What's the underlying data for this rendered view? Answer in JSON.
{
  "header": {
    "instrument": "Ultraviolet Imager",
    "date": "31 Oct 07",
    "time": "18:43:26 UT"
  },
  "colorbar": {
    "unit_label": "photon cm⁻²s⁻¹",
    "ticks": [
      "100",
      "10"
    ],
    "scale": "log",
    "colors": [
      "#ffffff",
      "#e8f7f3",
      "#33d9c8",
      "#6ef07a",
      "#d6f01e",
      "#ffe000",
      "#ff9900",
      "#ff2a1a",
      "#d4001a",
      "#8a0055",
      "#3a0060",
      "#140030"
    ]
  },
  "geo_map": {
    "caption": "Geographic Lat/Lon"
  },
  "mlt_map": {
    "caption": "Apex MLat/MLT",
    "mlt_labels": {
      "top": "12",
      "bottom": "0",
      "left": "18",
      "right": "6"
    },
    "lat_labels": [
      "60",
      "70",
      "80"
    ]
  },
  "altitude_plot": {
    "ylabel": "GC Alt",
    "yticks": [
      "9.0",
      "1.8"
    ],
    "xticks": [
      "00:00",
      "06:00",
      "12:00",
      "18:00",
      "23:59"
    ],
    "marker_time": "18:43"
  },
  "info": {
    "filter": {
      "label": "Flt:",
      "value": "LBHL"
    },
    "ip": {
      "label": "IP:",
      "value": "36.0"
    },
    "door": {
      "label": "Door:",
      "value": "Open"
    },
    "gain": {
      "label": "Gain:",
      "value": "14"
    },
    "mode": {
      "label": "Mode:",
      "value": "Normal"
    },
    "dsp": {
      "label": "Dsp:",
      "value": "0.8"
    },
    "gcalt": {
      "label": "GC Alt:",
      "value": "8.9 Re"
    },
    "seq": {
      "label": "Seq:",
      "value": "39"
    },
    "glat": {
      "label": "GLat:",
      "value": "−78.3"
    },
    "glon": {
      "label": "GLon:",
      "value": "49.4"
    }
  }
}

==========

| Aim |
Pick out every line with the string "caption" and copy it.

| Solution to this exercise |
    "caption": "Geographic Lat/Lon"
    "caption": "Apex MLat/MLT",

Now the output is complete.